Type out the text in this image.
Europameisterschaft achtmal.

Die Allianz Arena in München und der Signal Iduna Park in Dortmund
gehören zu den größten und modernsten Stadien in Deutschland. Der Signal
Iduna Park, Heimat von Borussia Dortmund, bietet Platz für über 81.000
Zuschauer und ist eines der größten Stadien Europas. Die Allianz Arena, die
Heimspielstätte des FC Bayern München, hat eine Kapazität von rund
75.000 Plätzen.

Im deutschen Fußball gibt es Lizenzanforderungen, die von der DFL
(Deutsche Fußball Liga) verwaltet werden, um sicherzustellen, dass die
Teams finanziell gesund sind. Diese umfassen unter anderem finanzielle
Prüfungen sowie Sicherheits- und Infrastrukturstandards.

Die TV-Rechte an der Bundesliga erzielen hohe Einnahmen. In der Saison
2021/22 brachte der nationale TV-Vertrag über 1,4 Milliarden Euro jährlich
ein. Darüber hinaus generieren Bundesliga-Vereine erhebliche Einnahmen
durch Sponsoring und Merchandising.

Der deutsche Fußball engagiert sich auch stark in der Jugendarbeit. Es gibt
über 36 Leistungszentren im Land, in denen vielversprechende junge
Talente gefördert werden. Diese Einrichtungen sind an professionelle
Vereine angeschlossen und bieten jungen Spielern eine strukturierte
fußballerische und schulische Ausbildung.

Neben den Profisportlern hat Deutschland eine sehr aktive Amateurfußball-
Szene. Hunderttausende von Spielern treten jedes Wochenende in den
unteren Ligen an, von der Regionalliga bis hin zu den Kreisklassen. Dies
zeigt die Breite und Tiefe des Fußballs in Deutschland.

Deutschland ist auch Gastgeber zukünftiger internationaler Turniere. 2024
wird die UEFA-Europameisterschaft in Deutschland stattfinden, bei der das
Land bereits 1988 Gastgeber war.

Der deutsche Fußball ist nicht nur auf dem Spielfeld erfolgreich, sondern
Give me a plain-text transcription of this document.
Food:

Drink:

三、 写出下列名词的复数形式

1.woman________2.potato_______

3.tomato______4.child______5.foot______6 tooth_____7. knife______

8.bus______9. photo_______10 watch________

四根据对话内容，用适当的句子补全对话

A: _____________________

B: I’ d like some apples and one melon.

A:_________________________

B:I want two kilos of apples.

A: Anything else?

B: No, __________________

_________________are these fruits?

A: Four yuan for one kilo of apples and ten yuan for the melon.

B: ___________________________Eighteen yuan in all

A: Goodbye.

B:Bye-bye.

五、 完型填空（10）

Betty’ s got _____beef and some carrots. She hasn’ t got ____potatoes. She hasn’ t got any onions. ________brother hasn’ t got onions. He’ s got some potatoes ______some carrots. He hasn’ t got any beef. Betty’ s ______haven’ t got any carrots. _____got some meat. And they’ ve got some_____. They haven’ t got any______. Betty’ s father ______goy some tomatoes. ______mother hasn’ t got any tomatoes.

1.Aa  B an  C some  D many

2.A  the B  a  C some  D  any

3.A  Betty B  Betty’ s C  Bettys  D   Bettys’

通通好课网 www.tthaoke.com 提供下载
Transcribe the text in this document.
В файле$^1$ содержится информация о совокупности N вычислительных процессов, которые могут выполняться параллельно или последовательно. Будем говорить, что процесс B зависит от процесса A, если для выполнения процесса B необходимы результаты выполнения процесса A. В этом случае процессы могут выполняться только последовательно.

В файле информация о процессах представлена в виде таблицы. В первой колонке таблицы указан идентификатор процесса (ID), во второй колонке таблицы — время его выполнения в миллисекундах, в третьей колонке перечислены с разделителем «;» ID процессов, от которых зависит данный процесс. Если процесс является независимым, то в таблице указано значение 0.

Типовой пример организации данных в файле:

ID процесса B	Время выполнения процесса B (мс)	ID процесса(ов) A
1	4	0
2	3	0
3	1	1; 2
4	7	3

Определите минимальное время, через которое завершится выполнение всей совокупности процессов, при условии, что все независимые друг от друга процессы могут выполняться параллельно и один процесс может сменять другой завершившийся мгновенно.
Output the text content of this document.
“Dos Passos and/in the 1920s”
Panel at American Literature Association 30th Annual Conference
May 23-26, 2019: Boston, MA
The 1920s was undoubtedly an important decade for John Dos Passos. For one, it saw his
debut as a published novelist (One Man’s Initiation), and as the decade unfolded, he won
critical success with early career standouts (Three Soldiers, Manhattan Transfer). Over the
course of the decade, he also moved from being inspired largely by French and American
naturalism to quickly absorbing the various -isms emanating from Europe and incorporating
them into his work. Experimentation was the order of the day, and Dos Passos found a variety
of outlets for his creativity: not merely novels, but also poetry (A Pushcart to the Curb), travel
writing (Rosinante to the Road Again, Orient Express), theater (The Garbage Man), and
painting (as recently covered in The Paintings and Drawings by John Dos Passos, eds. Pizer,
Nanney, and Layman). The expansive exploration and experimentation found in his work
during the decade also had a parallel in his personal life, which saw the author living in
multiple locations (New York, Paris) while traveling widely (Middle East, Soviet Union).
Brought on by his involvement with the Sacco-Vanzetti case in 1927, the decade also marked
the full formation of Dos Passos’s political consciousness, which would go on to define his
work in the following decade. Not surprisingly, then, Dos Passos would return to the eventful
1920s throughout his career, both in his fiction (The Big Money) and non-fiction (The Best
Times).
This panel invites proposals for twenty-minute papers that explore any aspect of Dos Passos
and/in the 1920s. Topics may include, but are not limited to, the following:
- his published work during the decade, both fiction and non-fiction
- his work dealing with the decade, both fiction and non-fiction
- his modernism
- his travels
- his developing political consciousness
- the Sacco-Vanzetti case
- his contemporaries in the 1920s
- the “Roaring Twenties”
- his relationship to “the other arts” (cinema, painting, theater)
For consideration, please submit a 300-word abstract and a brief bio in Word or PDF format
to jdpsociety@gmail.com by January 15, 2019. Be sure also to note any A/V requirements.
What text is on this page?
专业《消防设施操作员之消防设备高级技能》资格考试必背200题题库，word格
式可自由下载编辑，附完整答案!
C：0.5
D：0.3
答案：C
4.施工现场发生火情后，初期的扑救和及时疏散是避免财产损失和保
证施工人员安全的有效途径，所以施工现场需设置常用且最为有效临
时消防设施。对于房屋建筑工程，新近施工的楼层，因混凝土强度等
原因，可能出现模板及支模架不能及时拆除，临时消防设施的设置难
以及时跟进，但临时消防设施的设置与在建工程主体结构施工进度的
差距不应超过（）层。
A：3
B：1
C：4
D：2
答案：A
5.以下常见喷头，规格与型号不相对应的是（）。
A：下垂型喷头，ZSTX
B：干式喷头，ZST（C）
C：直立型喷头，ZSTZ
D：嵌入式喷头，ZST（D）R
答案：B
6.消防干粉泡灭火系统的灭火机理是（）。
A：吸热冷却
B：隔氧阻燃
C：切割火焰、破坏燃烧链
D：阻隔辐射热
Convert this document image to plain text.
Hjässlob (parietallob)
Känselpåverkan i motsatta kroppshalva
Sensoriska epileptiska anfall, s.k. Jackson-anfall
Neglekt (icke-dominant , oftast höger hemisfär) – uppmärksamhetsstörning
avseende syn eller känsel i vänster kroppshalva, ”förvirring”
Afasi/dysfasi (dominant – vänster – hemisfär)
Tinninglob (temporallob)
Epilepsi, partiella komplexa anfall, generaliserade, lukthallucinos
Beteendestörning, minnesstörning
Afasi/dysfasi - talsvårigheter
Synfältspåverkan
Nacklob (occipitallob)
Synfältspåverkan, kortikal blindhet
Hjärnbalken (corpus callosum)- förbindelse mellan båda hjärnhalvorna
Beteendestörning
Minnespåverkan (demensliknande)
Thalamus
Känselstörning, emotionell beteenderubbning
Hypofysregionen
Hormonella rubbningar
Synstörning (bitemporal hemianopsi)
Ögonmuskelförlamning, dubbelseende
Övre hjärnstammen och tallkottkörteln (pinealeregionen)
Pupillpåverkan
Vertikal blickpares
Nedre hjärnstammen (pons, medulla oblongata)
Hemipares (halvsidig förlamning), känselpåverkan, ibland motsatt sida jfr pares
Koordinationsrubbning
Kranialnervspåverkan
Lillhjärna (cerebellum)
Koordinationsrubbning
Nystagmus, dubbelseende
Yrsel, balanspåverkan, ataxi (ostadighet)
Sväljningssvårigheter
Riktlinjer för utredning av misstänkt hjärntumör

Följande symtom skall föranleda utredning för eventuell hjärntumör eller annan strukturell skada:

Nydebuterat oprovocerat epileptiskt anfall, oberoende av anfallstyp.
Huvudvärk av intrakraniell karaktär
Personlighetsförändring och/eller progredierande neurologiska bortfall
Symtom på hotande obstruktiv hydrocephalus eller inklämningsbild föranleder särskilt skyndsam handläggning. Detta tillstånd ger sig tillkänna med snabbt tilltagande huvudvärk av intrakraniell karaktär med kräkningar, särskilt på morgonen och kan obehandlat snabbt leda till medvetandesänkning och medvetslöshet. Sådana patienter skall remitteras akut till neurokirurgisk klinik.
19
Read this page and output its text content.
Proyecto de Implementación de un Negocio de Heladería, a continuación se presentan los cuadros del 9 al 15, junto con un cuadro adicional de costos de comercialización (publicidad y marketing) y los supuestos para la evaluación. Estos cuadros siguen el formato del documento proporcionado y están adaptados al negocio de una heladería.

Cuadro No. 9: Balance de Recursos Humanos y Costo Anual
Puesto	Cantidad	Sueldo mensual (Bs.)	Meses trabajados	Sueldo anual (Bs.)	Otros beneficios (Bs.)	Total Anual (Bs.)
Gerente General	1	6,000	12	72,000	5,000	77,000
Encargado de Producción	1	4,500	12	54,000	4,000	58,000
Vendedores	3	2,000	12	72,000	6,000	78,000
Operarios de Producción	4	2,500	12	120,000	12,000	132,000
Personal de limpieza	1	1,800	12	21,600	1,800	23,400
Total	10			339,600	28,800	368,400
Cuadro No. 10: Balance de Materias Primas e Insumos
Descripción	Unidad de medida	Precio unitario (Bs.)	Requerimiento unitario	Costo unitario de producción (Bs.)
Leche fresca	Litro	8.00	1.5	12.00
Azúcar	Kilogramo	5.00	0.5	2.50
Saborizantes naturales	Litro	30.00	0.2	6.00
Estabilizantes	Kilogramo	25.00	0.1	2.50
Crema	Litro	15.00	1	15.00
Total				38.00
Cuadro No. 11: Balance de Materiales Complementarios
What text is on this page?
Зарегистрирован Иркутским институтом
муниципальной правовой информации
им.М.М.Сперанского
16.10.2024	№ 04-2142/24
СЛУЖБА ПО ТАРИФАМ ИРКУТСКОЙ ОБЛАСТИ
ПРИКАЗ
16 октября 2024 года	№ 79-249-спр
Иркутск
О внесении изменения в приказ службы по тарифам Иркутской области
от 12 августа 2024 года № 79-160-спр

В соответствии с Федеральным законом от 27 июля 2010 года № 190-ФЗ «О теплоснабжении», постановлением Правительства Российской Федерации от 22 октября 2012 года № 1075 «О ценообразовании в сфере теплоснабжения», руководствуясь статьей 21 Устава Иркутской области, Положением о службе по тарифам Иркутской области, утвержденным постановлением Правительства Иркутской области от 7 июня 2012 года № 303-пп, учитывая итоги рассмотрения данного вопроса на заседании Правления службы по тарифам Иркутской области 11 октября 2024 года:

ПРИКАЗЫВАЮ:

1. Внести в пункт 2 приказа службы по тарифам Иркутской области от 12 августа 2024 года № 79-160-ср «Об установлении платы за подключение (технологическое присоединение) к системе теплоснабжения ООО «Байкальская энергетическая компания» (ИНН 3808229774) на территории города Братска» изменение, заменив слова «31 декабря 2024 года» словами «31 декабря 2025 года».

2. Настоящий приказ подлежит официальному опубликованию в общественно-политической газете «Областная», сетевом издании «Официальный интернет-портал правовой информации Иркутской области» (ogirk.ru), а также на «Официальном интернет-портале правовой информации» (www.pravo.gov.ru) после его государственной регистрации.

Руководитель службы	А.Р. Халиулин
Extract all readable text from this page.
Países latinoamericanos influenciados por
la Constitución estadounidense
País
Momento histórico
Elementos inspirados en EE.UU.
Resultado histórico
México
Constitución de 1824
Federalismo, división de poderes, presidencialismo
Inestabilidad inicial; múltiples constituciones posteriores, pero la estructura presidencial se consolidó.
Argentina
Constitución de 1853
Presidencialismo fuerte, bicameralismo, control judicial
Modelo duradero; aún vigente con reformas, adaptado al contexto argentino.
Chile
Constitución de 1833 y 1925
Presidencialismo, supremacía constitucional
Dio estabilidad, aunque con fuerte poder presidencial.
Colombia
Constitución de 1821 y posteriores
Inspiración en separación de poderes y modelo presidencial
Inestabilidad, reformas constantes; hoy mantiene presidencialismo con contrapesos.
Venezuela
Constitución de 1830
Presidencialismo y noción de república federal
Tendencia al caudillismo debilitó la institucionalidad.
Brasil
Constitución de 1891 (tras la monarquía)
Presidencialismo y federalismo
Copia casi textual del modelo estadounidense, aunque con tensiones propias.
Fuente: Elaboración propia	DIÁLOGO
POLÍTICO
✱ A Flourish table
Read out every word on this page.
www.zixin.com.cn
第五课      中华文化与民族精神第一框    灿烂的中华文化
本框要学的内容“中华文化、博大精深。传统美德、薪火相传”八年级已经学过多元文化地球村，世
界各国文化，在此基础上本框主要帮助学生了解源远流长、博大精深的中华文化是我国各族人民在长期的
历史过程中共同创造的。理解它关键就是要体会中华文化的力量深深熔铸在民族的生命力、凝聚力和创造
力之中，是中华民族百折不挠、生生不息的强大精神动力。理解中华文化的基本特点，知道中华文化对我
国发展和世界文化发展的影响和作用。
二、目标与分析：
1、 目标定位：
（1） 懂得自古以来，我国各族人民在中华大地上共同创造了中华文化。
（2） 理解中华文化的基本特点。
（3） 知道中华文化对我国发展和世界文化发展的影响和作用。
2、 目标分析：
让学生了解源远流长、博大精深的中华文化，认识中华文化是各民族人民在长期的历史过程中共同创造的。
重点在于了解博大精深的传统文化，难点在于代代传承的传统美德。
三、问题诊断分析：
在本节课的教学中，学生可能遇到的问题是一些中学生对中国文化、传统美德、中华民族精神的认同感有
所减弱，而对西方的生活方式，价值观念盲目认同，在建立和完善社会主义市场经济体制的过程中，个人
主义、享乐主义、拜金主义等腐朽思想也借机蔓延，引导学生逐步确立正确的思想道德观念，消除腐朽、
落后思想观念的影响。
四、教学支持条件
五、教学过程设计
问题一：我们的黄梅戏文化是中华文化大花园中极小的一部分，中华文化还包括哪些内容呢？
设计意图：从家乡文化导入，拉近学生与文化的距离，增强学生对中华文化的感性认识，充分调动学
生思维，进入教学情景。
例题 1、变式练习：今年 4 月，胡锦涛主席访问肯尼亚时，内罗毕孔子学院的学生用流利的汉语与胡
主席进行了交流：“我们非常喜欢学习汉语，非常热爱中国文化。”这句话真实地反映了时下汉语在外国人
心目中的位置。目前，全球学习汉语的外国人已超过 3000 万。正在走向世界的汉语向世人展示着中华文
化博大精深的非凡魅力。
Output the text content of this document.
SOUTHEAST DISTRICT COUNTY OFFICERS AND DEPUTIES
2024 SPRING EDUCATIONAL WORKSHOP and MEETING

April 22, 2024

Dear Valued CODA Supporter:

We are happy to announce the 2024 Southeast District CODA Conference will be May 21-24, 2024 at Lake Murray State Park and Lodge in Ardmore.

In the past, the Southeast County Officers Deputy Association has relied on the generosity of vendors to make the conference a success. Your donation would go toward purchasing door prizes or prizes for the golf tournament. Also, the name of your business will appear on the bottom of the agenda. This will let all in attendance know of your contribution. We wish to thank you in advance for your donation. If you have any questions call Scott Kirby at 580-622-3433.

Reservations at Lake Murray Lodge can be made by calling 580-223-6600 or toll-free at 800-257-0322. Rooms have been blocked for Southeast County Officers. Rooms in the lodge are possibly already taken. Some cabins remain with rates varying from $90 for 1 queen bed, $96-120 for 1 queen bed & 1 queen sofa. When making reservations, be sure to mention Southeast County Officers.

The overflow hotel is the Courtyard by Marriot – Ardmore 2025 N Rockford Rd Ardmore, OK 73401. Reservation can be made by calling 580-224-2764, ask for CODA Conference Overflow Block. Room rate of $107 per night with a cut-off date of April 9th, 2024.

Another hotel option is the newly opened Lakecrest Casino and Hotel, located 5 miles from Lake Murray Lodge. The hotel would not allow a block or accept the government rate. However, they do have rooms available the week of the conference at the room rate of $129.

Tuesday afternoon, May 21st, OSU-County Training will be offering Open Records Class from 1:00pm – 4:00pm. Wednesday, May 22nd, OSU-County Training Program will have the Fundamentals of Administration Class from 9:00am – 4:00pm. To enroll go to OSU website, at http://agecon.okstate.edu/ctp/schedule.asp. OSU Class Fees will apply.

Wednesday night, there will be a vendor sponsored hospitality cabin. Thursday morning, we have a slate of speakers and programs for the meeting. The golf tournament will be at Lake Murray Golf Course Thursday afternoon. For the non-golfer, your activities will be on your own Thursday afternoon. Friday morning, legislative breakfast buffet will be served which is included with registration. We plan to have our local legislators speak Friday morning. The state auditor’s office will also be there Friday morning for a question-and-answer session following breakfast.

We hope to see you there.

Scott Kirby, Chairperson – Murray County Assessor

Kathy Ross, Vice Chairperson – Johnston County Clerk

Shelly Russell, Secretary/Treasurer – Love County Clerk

***

Only a number is wanted: how many lines of the data above contain "Passos"?

> **Result below**: 7